--- DATASET RECORDS ---

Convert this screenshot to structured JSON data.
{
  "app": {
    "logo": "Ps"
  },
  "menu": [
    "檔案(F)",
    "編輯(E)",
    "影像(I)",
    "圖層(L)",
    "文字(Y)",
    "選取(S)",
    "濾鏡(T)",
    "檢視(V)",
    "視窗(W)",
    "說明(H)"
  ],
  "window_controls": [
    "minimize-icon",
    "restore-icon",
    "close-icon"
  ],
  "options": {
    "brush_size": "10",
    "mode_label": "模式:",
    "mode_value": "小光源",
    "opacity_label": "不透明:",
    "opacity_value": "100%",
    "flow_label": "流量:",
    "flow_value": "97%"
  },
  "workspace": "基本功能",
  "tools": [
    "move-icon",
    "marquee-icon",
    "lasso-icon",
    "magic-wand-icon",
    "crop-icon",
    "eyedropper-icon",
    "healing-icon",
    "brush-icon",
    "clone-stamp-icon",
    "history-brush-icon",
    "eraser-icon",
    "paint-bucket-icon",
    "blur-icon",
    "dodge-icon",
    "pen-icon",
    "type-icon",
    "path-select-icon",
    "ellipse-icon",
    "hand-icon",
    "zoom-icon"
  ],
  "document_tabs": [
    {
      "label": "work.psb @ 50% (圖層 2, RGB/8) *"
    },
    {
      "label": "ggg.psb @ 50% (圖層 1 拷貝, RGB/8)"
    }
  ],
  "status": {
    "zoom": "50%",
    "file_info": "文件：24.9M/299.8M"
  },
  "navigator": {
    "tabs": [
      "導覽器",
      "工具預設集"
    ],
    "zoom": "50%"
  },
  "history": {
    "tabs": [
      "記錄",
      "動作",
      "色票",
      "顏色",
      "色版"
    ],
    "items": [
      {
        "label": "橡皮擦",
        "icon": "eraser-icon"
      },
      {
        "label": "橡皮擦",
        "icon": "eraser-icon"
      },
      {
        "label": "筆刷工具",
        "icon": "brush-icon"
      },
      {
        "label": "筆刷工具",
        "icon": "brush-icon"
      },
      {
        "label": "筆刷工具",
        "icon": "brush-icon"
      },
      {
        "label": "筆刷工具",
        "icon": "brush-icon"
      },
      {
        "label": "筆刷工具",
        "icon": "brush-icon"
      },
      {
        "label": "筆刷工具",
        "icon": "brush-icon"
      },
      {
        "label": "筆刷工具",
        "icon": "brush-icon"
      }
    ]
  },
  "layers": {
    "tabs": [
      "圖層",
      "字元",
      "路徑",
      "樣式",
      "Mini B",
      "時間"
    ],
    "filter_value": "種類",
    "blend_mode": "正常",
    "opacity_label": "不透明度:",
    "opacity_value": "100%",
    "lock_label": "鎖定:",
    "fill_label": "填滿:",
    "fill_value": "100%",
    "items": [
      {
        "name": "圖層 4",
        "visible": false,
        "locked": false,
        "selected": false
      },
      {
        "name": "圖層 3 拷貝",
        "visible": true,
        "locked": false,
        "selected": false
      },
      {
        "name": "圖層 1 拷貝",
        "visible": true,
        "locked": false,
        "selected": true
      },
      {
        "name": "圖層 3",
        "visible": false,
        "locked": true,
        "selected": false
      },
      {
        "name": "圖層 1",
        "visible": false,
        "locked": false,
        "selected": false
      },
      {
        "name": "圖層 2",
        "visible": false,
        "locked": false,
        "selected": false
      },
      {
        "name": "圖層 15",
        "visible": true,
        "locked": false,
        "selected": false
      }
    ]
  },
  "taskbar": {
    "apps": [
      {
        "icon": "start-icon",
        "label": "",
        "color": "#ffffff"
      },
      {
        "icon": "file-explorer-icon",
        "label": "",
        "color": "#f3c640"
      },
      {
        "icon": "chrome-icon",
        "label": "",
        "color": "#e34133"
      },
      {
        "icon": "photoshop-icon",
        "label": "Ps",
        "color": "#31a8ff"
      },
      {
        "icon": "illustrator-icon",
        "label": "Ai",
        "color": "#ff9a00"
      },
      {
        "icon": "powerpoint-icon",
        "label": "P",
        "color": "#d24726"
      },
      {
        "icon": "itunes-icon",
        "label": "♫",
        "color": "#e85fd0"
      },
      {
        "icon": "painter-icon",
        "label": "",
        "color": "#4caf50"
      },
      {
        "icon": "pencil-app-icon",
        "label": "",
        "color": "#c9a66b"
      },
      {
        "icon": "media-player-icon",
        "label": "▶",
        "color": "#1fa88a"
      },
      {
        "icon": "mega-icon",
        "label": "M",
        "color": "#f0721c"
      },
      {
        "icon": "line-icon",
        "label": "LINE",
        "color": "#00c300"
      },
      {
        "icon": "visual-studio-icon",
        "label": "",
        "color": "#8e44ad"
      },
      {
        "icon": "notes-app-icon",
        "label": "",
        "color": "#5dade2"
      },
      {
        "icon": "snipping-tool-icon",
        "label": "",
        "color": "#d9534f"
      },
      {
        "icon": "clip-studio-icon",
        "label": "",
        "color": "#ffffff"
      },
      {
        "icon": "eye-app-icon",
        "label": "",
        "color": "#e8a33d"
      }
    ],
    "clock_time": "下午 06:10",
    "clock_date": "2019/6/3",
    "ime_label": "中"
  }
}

---

:: WHAT YOU ARE ASKED TO DO ::
Output the full listing without altering anything.

:: REPLY TO THE TASK ::
Convert this screenshot to structured JSON data.
{
  "app": {
    "logo": "Ps"
  },
  "menu": [
    "檔案(F)",
    "編輯(E)",
    "影像(I)",
    "圖層(L)",
    "文字(Y)",
    "選取(S)",
    "濾鏡(T)",
    "檢視(V)",
    "視窗(W)",
    "說明(H)"
  ],
  "window_controls": [
    "minimize-icon",
    "restore-icon",
    "close-icon"
  ],
  "options": {
    "brush_size": "10",
    "mode_label": "模式:",
    "mode_value": "小光源",
    "opacity_label": "不透明:",
    "opacity_value": "100%",
    "flow_label": "流量:",
    "flow_value": "97%"
  },
  "workspace": "基本功能",
  "tools": [
    "move-icon",
    "marquee-icon",
    "lasso-icon",
    "magic-wand-icon",
    "crop-icon",
    "eyedropper-icon",
    "healing-icon",
    "brush-icon",
    "clone-stamp-icon",
    "history-brush-icon",
    "eraser-icon",
    "paint-bucket-icon",
    "blur-icon",
    "dodge-icon",
    "pen-icon",
    "type-icon",
    "path-select-icon",
    "ellipse-icon",
    "hand-icon",
    "zoom-icon"
  ],
  "document_tabs": [
    {
      "label": "work.psb @ 50% (圖層 2, RGB/8) *"
    },
    {
      "label": "ggg.psb @ 50% (圖層 1 拷貝, RGB/8)"
    }
  ],
  "status": {
    "zoom": "50%",
    "file_info": "文件：24.9M/299.8M"
  },
  "navigator": {
    "tabs": [
      "導覽器",
      "工具預設集"
    ],
    "zoom": "50%"
  },
  "history": {
    "tabs": [
      "記錄",
      "動作",
      "色票",
      "顏色",
      "色版"
    ],
    "items": [
      {
        "label": "橡皮擦",
        "icon": "eraser-icon"
      },
      {
        "label": "橡皮擦",
        "icon": "eraser-icon"
      },
      {
        "label": "筆刷工具",
        "icon": "brush-icon"
      },
      {
        "label": "筆刷工具",
        "icon": "brush-icon"
      },
      {
        "label": "筆刷工具",
        "icon": "brush-icon"
      },
      {
        "label": "筆刷工具",
        "icon": "brush-icon"
      },
      {
        "label": "筆刷工具",
        "icon": "brush-icon"
      },
      {
        "label": "筆刷工具",
        "icon": "brush-icon"
      },
      {
        "label": "筆刷工具",
        "icon": "brush-icon"
      }
    ]
  },
  "layers": {
    "tabs": [
      "圖層",
      "字元",
      "路徑",
      "樣式",
      "Mini B",
      "時間"
    ],
    "filter_value": "種類",
    "blend_mode": "正常",
    "opacity_label": "不透明度:",
    "opacity_value": "100%",
    "lock_label": "鎖定:",
    "fill_label": "填滿:",
    "fill_value": "100%",
    "items": [
      {
        "name": "圖層 4",
        "visible": false,
        "locked": false,
        "selected": false
      },
      {
        "name": "圖層 3 拷貝",
        "visible": true,
        "locked": false,
        "selected": false
      },
      {
        "name": "圖層 1 拷貝",
        "visible": true,
        "locked": false,
        "selected": true
      },
      {
        "name": "圖層 3",
        "visible": false,
        "locked": true,
        "selected": false
      },
      {
        "name": "圖層 1",
        "visible": false,
        "locked": false,
        "selected": false
      },
      {
        "name": "圖層 2",
        "visible": false,
        "locked": false,
        "selected": false
      },
      {
        "name": "圖層 15",
        "visible": true,
        "locked": false,
        "selected": false
      }
    ]
  },
  "taskbar": {
    "apps": [
      {
        "icon": "start-icon",
        "label": "",
        "color": "#ffffff"
      },
      {
        "icon": "file-explorer-icon",
        "label": "",
        "color": "#f3c640"
      },
      {
        "icon": "chrome-icon",
        "label": "",
        "color": "#e34133"
      },
      {
        "icon": "photoshop-icon",
        "label": "Ps",
        "color": "#31a8ff"
      },
      {
        "icon": "illustrator-icon",
        "label": "Ai",
        "color": "#ff9a00"
      },
      {
        "icon": "powerpoint-icon",
        "label": "P",
        "color": "#d24726"
      },
      {
        "icon": "itunes-icon",
        "label": "♫",
        "color": "#e85fd0"
      },
      {
        "icon": "painter-icon",
        "label": "",
        "color": "#4caf50"
      },
      {
        "icon": "pencil-app-icon",
        "label": "",
        "color": "#c9a66b"
      },
      {
        "icon": "media-player-icon",
        "label": "▶",
        "color": "#1fa88a"
      },
      {
        "icon": "mega-icon",
        "label": "M",
        "color": "#f0721c"
      },
      {
        "icon": "line-icon",
        "label": "LINE",
        "color": "#00c300"
      },
      {
        "icon": "visual-studio-icon",
        "label": "",
        "color": "#8e44ad"
      },
      {
        "icon": "notes-app-icon",
        "label": "",
        "color": "#5dade2"
      },
      {
        "icon": "snipping-tool-icon",
        "label": "",
        "color": "#d9534f"
      },
      {
        "icon": "clip-studio-icon",
        "label": "",
        "color": "#ffffff"
      },
      {
        "icon": "eye-app-icon",
        "label": "",
        "color": "#e8a33d"
      }
    ],
    "clock_time": "下午 06:10",
    "clock_date": "2019/6/3",
    "ime_label": "中"
  }
}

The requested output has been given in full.